> _READING PASSAGE_:
--------------------
"You use a lot of continuous tenses in your books. Is there any particular reason for that?". It's an interview on the BBC Radio 4 arts programme, Front Row, some twenty years ago. The author was from the USA, he was pleased. "Being interviewed in England is just so great - you want to talk about my use of grammar!".
When we first arrived in Spain I wanted to try reading in Spanish but bookshops used to scare me. They usually had counters and the books were on shelves behind the counter. If you wanted to buy a particular book it was fine. You just asked. In Spanish. Of course they never had the book but you were hooked now, you had to order it, wait two or three weeks and then be shocked by the price. Spanish books are expensive. If you wanted to browse then tough luck. Slowly that changed. Faced by online sellers lots of traditional bookshops went to the wall, despite price protection, and the survivors became more self service. In the newer shops you could judge a book by its cover, turn pages, read a few lines, check the price and whatnot before deciding to buy or not.
I also discovered libraries. Cheap and browser friendly but not quite the same as owning a book. I also realised that books written in Spanish and bought from Amazon UK were, even after delivery charges, cheaper than the same book bought in Spain.
--------------------
> _DATASET CONTENT_:
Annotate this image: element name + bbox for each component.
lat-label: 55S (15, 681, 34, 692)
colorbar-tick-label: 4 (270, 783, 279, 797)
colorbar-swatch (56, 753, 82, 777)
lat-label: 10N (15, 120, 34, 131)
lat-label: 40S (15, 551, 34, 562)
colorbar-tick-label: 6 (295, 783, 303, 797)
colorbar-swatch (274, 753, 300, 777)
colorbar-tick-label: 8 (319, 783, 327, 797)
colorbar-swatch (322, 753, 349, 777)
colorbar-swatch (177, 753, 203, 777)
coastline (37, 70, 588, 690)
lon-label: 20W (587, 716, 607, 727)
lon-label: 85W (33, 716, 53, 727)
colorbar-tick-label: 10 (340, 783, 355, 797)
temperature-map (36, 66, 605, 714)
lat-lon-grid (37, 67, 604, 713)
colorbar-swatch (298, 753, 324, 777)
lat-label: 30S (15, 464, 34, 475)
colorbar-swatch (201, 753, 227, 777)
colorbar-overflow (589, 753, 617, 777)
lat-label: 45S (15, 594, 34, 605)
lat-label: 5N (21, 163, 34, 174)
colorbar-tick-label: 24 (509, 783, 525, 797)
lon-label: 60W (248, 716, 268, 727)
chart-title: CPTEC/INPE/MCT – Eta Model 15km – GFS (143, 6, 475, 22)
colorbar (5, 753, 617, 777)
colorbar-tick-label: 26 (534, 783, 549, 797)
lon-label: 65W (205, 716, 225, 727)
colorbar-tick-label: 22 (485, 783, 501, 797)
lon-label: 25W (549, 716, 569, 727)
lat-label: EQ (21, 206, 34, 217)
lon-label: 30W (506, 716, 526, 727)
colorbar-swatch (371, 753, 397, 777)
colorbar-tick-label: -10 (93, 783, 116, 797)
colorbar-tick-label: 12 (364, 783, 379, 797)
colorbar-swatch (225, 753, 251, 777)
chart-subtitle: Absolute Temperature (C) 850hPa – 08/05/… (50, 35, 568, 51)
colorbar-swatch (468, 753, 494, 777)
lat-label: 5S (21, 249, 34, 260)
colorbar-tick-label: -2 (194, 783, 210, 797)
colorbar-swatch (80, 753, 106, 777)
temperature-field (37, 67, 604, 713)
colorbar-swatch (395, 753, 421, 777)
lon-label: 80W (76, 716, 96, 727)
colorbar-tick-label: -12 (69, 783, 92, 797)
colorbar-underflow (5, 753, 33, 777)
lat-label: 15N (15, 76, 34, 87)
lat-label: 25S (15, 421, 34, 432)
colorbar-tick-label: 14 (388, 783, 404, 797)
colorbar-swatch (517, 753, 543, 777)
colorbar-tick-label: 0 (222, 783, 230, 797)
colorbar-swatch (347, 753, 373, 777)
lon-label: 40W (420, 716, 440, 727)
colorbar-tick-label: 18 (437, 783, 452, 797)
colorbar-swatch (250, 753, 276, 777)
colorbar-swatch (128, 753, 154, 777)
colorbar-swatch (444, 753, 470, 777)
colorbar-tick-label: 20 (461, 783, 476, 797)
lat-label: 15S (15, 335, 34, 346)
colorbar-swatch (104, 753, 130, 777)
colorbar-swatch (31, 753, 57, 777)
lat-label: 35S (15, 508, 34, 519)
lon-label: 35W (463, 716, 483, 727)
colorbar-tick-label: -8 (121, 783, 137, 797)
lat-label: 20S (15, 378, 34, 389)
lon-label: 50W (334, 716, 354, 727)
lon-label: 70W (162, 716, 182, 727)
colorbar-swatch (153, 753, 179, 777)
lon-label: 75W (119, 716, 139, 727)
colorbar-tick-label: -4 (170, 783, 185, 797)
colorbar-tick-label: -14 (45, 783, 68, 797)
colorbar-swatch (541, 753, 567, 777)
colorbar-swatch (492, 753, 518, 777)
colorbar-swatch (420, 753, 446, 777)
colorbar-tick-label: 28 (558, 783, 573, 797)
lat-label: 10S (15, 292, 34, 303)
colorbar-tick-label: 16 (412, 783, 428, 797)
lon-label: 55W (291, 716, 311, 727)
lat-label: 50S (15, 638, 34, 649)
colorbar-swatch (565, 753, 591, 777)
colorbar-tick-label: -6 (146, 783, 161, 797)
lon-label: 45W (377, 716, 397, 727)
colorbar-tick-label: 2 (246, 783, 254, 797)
--------------------
> _LIST OF TASKS_:
(A) In the piece about buying books in Spain, reproduce verbatim everything from "When we first" down to "buy or not.".
(B) Write the next part of the piece about reading and buying Spanish books, picking up after its final sentence.

> _ANSWERS TO THE EXERCISE_:
(A)
When we first arrived in Spain I wanted to try reading in Spanish but bookshops used to scare me. They usually had counters and the books were on shelves behind the counter. If you wanted to buy a particular book it was fine. You just asked. In Spanish. Of course they never had the book but you were hooked now, you had to order it, wait two or three weeks and then be shocked by the price. Spanish books are expensive. If you wanted to browse then tough luck. Slowly that changed. Faced by online sellers lots of traditional bookshops went to the wall, despite price protection, and the survivors became more self service. In the newer shops you could judge a book by its cover, turn pages, read a few lines, check the price and whatnot before deciding to buy or not.

(B)
Then Maggie bought me a Kindle and my reading habits changed. It was still cheaper to buy Spanish language books from the UK than from Spain but now they came instantly and with samples. No nice covers though, no paper and glue smell on fanning the pages and print size became a personal choice. After a while Amazon forced me to become Spanish, website wise, but I was, and I am happy with Kindle. One of the big advantages of electronic reading for foreign languages is that the dictionary is inbuilt so, if looking up a word is essential, it interrupts the reading flow a lot less.
Reading in another language has made me more aware of the differences in books. Jonathan Swift and Laurence Sterne are a harder read than Sally Rooney or Kate Atkinson simply because of when they were written. Some authors though are easier to read than others because of their style and vocabulary choice. I'm a bit out of touch with modern English language writers but, as an example, I remember Philip Roth as being a harder read than Joseph Heller. If I decide to buy a book by Kate Bernheimer or Terese Svoboda in English I may or may not like it but it's very unlikely that I won't understand it.
That's not always the case when I'm buying a book in Spanish. Sometimes Spanish language books are full of words that I don't know, they can have a complicated, difficult to follow, structure and they can have cultural references that I don't understand. Julio Cortázar for instance was Argentinian and famous for his book Rayuela; easy enough to read but so pointless that I've tried it and abandoned it twice. Or Bartleby & Co by Enrique Vila-Matas, a supposed classic, which my own personal review records as being awful: dry, boring and incomprehensible. Sometimes the books are beyond my language grasp. I've tried to read Diario de un Cazador by Miguel Delibes a couple of times. It actually seems like it might be good but there is so much slang, so much colloquial speech, that I've had to admit it's beyond me.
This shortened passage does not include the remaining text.